**Exercise aim**: Your reply should hold every record exactly as given, with no pictures in it.

Records from a dataset:
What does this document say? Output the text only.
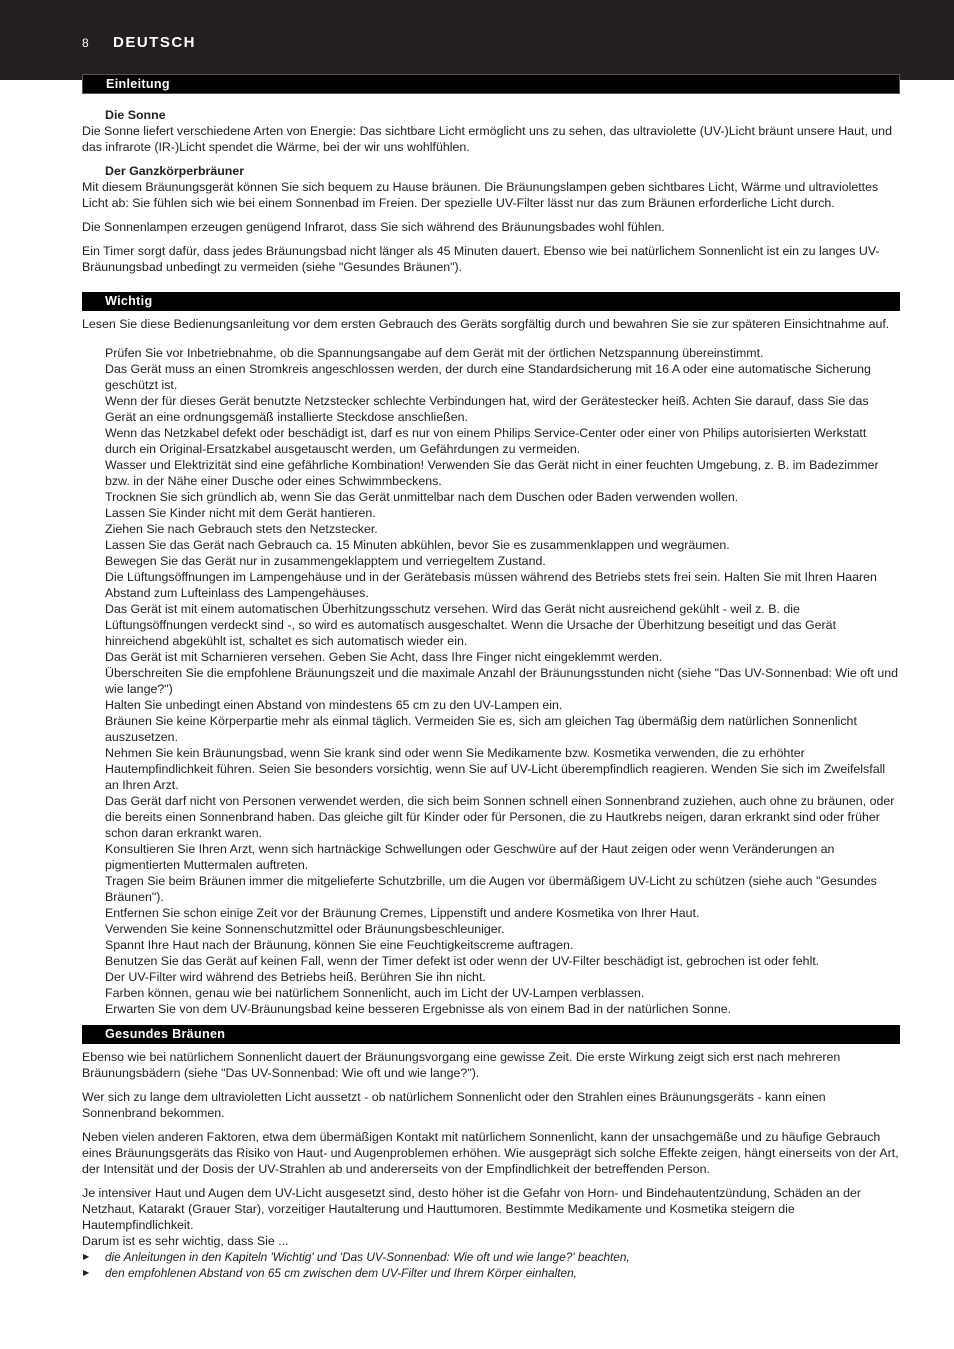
8 DEUTSCH
Einleitung
Die Sonne

Die Sonne liefert verschiedene Arten von Energie: Das sichtbare Licht ermöglicht uns zu sehen, das ultraviolette (UV-)Licht bräunt unsere Haut, und das infrarote (IR-)Licht spendet die Wärme, bei der wir uns wohlfühlen.

Der Ganzkörperbräuner

Mit diesem Bräunungsgerät können Sie sich bequem zu Hause bräunen. Die Bräunungslampen geben sichtbares Licht, Wärme und ultraviolettes Licht ab: Sie fühlen sich wie bei einem Sonnenbad im Freien. Der spezielle UV-Filter lässt nur das zum Bräunen erforderliche Licht durch.

Die Sonnenlampen erzeugen genügend Infrarot, dass Sie sich während des Bräunungsbades wohl fühlen.

Ein Timer sorgt dafür, dass jedes Bräunungsbad nicht länger als 45 Minuten dauert. Ebenso wie bei natürlichem Sonnenlicht ist ein zu langes UV-Bräunungsbad unbedingt zu vermeiden (siehe "Gesundes Bräunen").

Wichtig

Lesen Sie diese Bedienungsanleitung vor dem ersten Gebrauch des Geräts sorgfältig durch und bewahren Sie sie zur späteren Einsichtnahme auf.

Prüfen Sie vor Inbetriebnahme, ob die Spannungsangabe auf dem Gerät mit der örtlichen Netzspannung übereinstimmt.
Das Gerät muss an einen Stromkreis angeschlossen werden, der durch eine Standardsicherung mit 16 A oder eine automatische Sicherung geschützt ist.
Wenn der für dieses Gerät benutzte Netzstecker schlechte Verbindungen hat, wird der Gerätestecker heiß. Achten Sie darauf, dass Sie das Gerät an eine ordnungsgemäß installierte Steckdose anschließen.
Wenn das Netzkabel defekt oder beschädigt ist, darf es nur von einem Philips Service-Center oder einer von Philips autorisierten Werkstatt durch ein Original-Ersatzkabel ausgetauscht werden, um Gefährdungen zu vermeiden.
Wasser und Elektrizität sind eine gefährliche Kombination! Verwenden Sie das Gerät nicht in einer feuchten Umgebung, z. B. im Badezimmer bzw. in der Nähe einer Dusche oder eines Schwimmbeckens.
Trocknen Sie sich gründlich ab, wenn Sie das Gerät unmittelbar nach dem Duschen oder Baden verwenden wollen.
Lassen Sie Kinder nicht mit dem Gerät hantieren.
Ziehen Sie nach Gebrauch stets den Netzstecker.
Lassen Sie das Gerät nach Gebrauch ca. 15 Minuten abkühlen, bevor Sie es zusammenklappen und wegräumen.
Bewegen Sie das Gerät nur in zusammengeklapptem und verriegeltem Zustand.
Die Lüftungsöffnungen im Lampengehäuse und in der Gerätebasis müssen während des Betriebs stets frei sein. Halten Sie mit Ihren Haaren Abstand zum Lufteinlass des Lampengehäuses.
Das Gerät ist mit einem automatischen Überhitzungsschutz versehen. Wird das Gerät nicht ausreichend gekühlt - weil z. B. die Lüftungsöffnungen verdeckt sind -, so wird es automatisch ausgeschaltet. Wenn die Ursache der Überhitzung beseitigt und das Gerät hinreichend abgekühlt ist, schaltet es sich automatisch wieder ein.
Das Gerät ist mit Scharnieren versehen. Geben Sie Acht, dass Ihre Finger nicht eingeklemmt werden.
Überschreiten Sie die empfohlene Bräunungszeit und die maximale Anzahl der Bräunungsstunden nicht (siehe "Das UV-Sonnenbad: Wie oft und wie lange?")
Halten Sie unbedingt einen Abstand von mindestens 65 cm zu den UV-Lampen ein.
Bräunen Sie keine Körperpartie mehr als einmal täglich. Vermeiden Sie es, sich am gleichen Tag übermäßig dem natürlichen Sonnenlicht auszusetzen.
Nehmen Sie kein Bräunungsbad, wenn Sie krank sind oder wenn Sie Medikamente bzw. Kosmetika verwenden, die zu erhöhter Hautempfindlichkeit führen. Seien Sie besonders vorsichtig, wenn Sie auf UV-Licht überempfindlich reagieren. Wenden Sie sich im Zweifelsfall an Ihren Arzt.
Das Gerät darf nicht von Personen verwendet werden, die sich beim Sonnen schnell einen Sonnenbrand zuziehen, auch ohne zu bräunen, oder die bereits einen Sonnenbrand haben. Das gleiche gilt für Kinder oder für Personen, die zu Hautkrebs neigen, daran erkrankt sind oder früher schon daran erkrankt waren.
Konsultieren Sie Ihren Arzt, wenn sich hartnäckige Schwellungen oder Geschwüre auf der Haut zeigen oder wenn Veränderungen an pigmentierten Muttermalen auftreten.
Tragen Sie beim Bräunen immer die mitgelieferte Schutzbrille, um die Augen vor übermäßigem UV-Licht zu schützen (siehe auch "Gesundes Bräunen").
Entfernen Sie schon einige Zeit vor der Bräunung Cremes, Lippenstift und andere Kosmetika von Ihrer Haut.
Verwenden Sie keine Sonnenschutzmittel oder Bräunungsbeschleuniger.
Spannt Ihre Haut nach der Bräunung, können Sie eine Feuchtigkeitscreme auftragen.
Benutzen Sie das Gerät auf keinen Fall, wenn der Timer defekt ist oder wenn der UV-Filter beschädigt ist, gebrochen ist oder fehlt.
Der UV-Filter wird während des Betriebs heiß. Berühren Sie ihn nicht.
Farben können, genau wie bei natürlichem Sonnenlicht, auch im Licht der UV-Lampen verblassen.
Erwarten Sie von dem UV-Bräunungsbad keine besseren Ergebnisse als von einem Bad in der natürlichen Sonne.
Gesundes Bräunen

Ebenso wie bei natürlichem Sonnenlicht dauert der Bräunungsvorgang eine gewisse Zeit. Die erste Wirkung zeigt sich erst nach mehreren Bräunungsbädern (siehe "Das UV-Sonnenbad: Wie oft und wie lange?").

Wer sich zu lange dem ultravioletten Licht aussetzt - ob natürlichem Sonnenlicht oder den Strahlen eines Bräunungsgeräts - kann einen Sonnenbrand bekommen.

Neben vielen anderen Faktoren, etwa dem übermäßigen Kontakt mit natürlichem Sonnenlicht, kann der unsachgemäße und zu häufige Gebrauch eines Bräunungsgeräts das Risiko von Haut- und Augenproblemen erhöhen. Wie ausgeprägt sich solche Effekte zeigen, hängt einerseits von der Art, der Intensität und der Dosis der UV-Strahlen ab und andererseits von der Empfindlichkeit der betreffenden Person.

Je intensiver Haut und Augen dem UV-Licht ausgesetzt sind, desto höher ist die Gefahr von Horn- und Bindehautentzündung, Schäden an der Netzhaut, Katarakt (Grauer Star), vorzeitiger Hautalterung und Hauttumoren. Bestimmte Medikamente und Kosmetika steigern die Hautempfindlichkeit.

Darum ist es sehr wichtig, dass Sie ...

▶ die Anleitungen in den Kapiteln 'Wichtig' und 'Das UV-Sonnenbad: Wie oft und wie lange?' beachten,
▶ den empfohlenen Abstand von 65 cm zwischen dem UV-Filter und Ihrem Körper einhalten,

**Task response**:
What does this document say? Output the text only.
8 DEUTSCH
Einleitung
Die Sonne

Die Sonne liefert verschiedene Arten von Energie: Das sichtbare Licht ermöglicht uns zu sehen, das ultraviolette (UV-)Licht bräunt unsere Haut, und das infrarote (IR-)Licht spendet die Wärme, bei der wir uns wohlfühlen.

Der Ganzkörperbräuner

Mit diesem Bräunungsgerät können Sie sich bequem zu Hause bräunen. Die Bräunungslampen geben sichtbares Licht, Wärme und ultraviolettes Licht ab: Sie fühlen sich wie bei einem Sonnenbad im Freien. Der spezielle UV-Filter lässt nur das zum Bräunen erforderliche Licht durch.

Die Sonnenlampen erzeugen genügend Infrarot, dass Sie sich während des Bräunungsbades wohl fühlen.

Ein Timer sorgt dafür, dass jedes Bräunungsbad nicht länger als 45 Minuten dauert. Ebenso wie bei natürlichem Sonnenlicht ist ein zu langes UV-Bräunungsbad unbedingt zu vermeiden (siehe "Gesundes Bräunen").

Wichtig

Lesen Sie diese Bedienungsanleitung vor dem ersten Gebrauch des Geräts sorgfältig durch und bewahren Sie sie zur späteren Einsichtnahme auf.

Prüfen Sie vor Inbetriebnahme, ob die Spannungsangabe auf dem Gerät mit der örtlichen Netzspannung übereinstimmt.
Das Gerät muss an einen Stromkreis angeschlossen werden, der durch eine Standardsicherung mit 16 A oder eine automatische Sicherung geschützt ist.
Wenn der für dieses Gerät benutzte Netzstecker schlechte Verbindungen hat, wird der Gerätestecker heiß. Achten Sie darauf, dass Sie das Gerät an eine ordnungsgemäß installierte Steckdose anschließen.
Wenn das Netzkabel defekt oder beschädigt ist, darf es nur von einem Philips Service-Center oder einer von Philips autorisierten Werkstatt durch ein Original-Ersatzkabel ausgetauscht werden, um Gefährdungen zu vermeiden.
Wasser und Elektrizität sind eine gefährliche Kombination! Verwenden Sie das Gerät nicht in einer feuchten Umgebung, z. B. im Badezimmer bzw. in der Nähe einer Dusche oder eines Schwimmbeckens.
Trocknen Sie sich gründlich ab, wenn Sie das Gerät unmittelbar nach dem Duschen oder Baden verwenden wollen.
Lassen Sie Kinder nicht mit dem Gerät hantieren.
Ziehen Sie nach Gebrauch stets den Netzstecker.
Lassen Sie das Gerät nach Gebrauch ca. 15 Minuten abkühlen, bevor Sie es zusammenklappen und wegräumen.
Bewegen Sie das Gerät nur in zusammengeklapptem und verriegeltem Zustand.
Die Lüftungsöffnungen im Lampengehäuse und in der Gerätebasis müssen während des Betriebs stets frei sein. Halten Sie mit Ihren Haaren Abstand zum Lufteinlass des Lampengehäuses.
Das Gerät ist mit einem automatischen Überhitzungsschutz versehen. Wird das Gerät nicht ausreichend gekühlt - weil z. B. die Lüftungsöffnungen verdeckt sind -, so wird es automatisch ausgeschaltet. Wenn die Ursache der Überhitzung beseitigt und das Gerät hinreichend abgekühlt ist, schaltet es sich automatisch wieder ein.
Das Gerät ist mit Scharnieren versehen. Geben Sie Acht, dass Ihre Finger nicht eingeklemmt werden.
Überschreiten Sie die empfohlene Bräunungszeit und die maximale Anzahl der Bräunungsstunden nicht (siehe "Das UV-Sonnenbad: Wie oft und wie lange?")
Halten Sie unbedingt einen Abstand von mindestens 65 cm zu den UV-Lampen ein.
Bräunen Sie keine Körperpartie mehr als einmal täglich. Vermeiden Sie es, sich am gleichen Tag übermäßig dem natürlichen Sonnenlicht auszusetzen.
Nehmen Sie kein Bräunungsbad, wenn Sie krank sind oder wenn Sie Medikamente bzw. Kosmetika verwenden, die zu erhöhter Hautempfindlichkeit führen. Seien Sie besonders vorsichtig, wenn Sie auf UV-Licht überempfindlich reagieren. Wenden Sie sich im Zweifelsfall an Ihren Arzt.
Das Gerät darf nicht von Personen verwendet werden, die sich beim Sonnen schnell einen Sonnenbrand zuziehen, auch ohne zu bräunen, oder die bereits einen Sonnenbrand haben. Das gleiche gilt für Kinder oder für Personen, die zu Hautkrebs neigen, daran erkrankt sind oder früher schon daran erkrankt waren.
Konsultieren Sie Ihren Arzt, wenn sich hartnäckige Schwellungen oder Geschwüre auf der Haut zeigen oder wenn Veränderungen an pigmentierten Muttermalen auftreten.
Tragen Sie beim Bräunen immer die mitgelieferte Schutzbrille, um die Augen vor übermäßigem UV-Licht zu schützen (siehe auch "Gesundes Bräunen").
Entfernen Sie schon einige Zeit vor der Bräunung Cremes, Lippenstift und andere Kosmetika von Ihrer Haut.
Verwenden Sie keine Sonnenschutzmittel oder Bräunungsbeschleuniger.
Spannt Ihre Haut nach der Bräunung, können Sie eine Feuchtigkeitscreme auftragen.
Benutzen Sie das Gerät auf keinen Fall, wenn der Timer defekt ist oder wenn der UV-Filter beschädigt ist, gebrochen ist oder fehlt.
Der UV-Filter wird während des Betriebs heiß. Berühren Sie ihn nicht.
Farben können, genau wie bei natürlichem Sonnenlicht, auch im Licht der UV-Lampen verblassen.
Erwarten Sie von dem UV-Bräunungsbad keine besseren Ergebnisse als von einem Bad in der natürlichen Sonne.
Gesundes Bräunen

Ebenso wie bei natürlichem Sonnenlicht dauert der Bräunungsvorgang eine gewisse Zeit. Die erste Wirkung zeigt sich erst nach mehreren Bräunungsbädern (siehe "Das UV-Sonnenbad: Wie oft und wie lange?").

Wer sich zu lange dem ultravioletten Licht aussetzt - ob natürlichem Sonnenlicht oder den Strahlen eines Bräunungsgeräts - kann einen Sonnenbrand bekommen.

Neben vielen anderen Faktoren, etwa dem übermäßigen Kontakt mit natürlichem Sonnenlicht, kann der unsachgemäße und zu häufige Gebrauch eines Bräunungsgeräts das Risiko von Haut- und Augenproblemen erhöhen. Wie ausgeprägt sich solche Effekte zeigen, hängt einerseits von der Art, der Intensität und der Dosis der UV-Strahlen ab und andererseits von der Empfindlichkeit der betreffenden Person.

Je intensiver Haut und Augen dem UV-Licht ausgesetzt sind, desto höher ist die Gefahr von Horn- und Bindehautentzündung, Schäden an der Netzhaut, Katarakt (Grauer Star), vorzeitiger Hautalterung und Hauttumoren. Bestimmte Medikamente und Kosmetika steigern die Hautempfindlichkeit.

Darum ist es sehr wichtig, dass Sie ...

▶ die Anleitungen in den Kapiteln 'Wichtig' und 'Das UV-Sonnenbad: Wie oft und wie lange?' beachten,
▶ den empfohlenen Abstand von 65 cm zwischen dem UV-Filter und Ihrem Körper einhalten,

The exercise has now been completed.